Directive: Write out only the lines running from the one that contains "Read all visible content and emit it as JSON." to the end of the material, both ends included.

Data supplied:
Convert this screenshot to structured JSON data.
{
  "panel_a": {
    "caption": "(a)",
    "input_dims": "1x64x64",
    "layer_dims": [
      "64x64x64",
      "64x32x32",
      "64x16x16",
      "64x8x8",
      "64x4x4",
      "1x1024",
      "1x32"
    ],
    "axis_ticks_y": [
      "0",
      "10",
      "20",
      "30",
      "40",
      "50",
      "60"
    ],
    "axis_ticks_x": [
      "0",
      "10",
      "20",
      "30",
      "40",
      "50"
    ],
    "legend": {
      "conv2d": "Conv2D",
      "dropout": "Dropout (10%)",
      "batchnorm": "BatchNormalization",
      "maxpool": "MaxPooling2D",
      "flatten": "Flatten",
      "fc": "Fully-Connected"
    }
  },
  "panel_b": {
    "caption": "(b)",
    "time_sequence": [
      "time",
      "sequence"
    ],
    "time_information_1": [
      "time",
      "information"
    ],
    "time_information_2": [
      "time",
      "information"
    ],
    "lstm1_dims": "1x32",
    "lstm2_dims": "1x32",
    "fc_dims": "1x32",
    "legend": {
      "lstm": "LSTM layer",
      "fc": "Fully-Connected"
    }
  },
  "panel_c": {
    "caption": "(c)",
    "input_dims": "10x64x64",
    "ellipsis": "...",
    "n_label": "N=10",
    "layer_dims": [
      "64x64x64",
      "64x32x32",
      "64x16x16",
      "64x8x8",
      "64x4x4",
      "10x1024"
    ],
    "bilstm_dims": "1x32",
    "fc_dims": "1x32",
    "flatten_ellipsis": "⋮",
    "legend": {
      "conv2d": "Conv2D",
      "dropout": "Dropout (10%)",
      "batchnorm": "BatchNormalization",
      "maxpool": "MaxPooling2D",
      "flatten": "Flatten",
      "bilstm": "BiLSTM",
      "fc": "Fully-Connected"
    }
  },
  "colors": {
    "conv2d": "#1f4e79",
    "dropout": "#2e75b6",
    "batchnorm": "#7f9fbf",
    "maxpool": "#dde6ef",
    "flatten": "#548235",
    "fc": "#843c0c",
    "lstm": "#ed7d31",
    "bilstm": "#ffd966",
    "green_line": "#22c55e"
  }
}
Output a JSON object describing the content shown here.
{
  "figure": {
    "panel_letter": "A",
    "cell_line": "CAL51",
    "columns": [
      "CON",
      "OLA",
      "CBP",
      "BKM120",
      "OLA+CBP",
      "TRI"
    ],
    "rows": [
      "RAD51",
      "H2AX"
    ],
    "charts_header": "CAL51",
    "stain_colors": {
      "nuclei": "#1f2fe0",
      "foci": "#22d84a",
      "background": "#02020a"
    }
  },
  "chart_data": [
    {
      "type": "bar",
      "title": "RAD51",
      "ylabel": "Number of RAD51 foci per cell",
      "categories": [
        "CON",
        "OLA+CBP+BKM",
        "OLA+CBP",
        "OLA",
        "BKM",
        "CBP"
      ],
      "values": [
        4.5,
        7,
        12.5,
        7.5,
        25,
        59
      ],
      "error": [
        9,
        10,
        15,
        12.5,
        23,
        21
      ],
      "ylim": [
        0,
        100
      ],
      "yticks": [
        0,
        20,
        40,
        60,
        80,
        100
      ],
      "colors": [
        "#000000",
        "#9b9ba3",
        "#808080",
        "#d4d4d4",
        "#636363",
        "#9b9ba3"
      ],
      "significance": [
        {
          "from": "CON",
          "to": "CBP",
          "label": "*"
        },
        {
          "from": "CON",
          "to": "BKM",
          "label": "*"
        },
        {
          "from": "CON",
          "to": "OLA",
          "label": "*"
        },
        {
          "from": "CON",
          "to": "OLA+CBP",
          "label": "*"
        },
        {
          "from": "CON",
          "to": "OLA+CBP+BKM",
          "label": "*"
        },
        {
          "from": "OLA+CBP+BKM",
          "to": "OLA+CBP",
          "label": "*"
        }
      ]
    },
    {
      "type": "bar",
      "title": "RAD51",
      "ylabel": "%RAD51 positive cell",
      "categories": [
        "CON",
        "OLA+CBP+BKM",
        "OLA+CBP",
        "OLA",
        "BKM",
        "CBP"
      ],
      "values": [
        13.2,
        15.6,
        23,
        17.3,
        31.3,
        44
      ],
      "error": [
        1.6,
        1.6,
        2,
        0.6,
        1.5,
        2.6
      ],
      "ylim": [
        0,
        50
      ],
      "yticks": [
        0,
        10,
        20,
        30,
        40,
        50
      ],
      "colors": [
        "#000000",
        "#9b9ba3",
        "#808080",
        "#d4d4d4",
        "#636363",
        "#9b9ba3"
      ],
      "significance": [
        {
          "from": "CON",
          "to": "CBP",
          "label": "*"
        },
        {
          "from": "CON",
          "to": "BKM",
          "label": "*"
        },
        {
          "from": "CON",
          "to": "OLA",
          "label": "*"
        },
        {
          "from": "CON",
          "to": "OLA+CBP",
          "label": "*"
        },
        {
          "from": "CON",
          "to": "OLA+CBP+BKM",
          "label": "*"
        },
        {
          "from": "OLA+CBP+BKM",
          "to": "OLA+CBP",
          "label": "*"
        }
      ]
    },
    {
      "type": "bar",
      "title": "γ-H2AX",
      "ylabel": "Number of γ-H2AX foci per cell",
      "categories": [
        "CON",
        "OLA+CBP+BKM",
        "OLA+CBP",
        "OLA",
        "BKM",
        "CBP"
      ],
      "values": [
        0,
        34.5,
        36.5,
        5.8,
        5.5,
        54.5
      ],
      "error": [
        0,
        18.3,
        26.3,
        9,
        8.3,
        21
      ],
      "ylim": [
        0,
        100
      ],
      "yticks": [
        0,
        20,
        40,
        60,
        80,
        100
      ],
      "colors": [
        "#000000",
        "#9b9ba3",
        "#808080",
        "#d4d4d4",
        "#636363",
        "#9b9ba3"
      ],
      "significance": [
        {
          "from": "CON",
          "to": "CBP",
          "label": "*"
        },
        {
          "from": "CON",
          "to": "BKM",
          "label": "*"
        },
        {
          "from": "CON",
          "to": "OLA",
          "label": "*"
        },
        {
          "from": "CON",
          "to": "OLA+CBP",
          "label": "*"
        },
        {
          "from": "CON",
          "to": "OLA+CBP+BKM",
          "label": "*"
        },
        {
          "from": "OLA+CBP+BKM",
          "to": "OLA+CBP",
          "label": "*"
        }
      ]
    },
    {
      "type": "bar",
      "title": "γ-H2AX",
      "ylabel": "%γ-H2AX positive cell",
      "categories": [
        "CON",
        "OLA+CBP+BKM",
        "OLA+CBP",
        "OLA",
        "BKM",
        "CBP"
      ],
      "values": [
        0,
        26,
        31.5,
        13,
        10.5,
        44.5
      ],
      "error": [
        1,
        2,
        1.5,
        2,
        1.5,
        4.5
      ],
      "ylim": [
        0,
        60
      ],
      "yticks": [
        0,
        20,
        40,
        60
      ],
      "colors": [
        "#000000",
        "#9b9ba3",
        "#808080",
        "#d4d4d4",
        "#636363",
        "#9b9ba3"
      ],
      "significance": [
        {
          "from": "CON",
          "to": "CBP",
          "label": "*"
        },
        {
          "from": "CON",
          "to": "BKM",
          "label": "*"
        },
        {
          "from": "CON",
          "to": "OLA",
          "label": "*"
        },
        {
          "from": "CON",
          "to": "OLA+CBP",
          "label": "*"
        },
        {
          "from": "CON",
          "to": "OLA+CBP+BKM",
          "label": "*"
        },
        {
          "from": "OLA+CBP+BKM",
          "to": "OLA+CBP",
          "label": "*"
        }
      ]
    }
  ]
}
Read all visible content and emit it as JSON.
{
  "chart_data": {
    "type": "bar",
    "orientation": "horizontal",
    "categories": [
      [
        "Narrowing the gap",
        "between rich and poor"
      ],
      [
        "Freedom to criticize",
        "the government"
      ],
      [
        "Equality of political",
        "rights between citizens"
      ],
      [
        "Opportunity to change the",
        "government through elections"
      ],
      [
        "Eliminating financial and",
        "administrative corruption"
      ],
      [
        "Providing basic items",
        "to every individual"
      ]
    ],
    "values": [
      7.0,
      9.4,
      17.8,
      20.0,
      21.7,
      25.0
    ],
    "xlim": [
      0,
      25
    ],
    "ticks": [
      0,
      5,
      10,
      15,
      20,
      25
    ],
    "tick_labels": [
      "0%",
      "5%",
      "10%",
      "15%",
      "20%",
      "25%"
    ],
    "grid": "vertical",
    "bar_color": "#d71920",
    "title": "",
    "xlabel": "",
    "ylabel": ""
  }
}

Full response:
Read all visible content and emit it as JSON.
{
  "chart_data": {
    "type": "bar",
    "orientation": "horizontal",
    "categories": [
      [
        "Narrowing the gap",
        "between rich and poor"
      ],
      [
        "Freedom to criticize",
        "the government"
      ],
      [
        "Equality of political",
        "rights between citizens"
      ],
      [
        "Opportunity to change the",
        "government through elections"
      ],
      [
        "Eliminating financial and",
        "administrative corruption"
      ],
      [
        "Providing basic items",
        "to every individual"
      ]
    ],
    "values": [
      7.0,
      9.4,
      17.8,
      20.0,
      21.7,
      25.0
    ],
    "xlim": [
      0,
      25
    ],
    "ticks": [
      0,
      5,
      10,
      15,
      20,
      25
    ],
    "tick_labels": [
      "0%",
      "5%",
      "10%",
      "15%",
      "20%",
      "25%"
    ],
    "grid": "vertical",
    "bar_color": "#d71920",
    "title": "",
    "xlabel": "",
    "ylabel": ""
  }
}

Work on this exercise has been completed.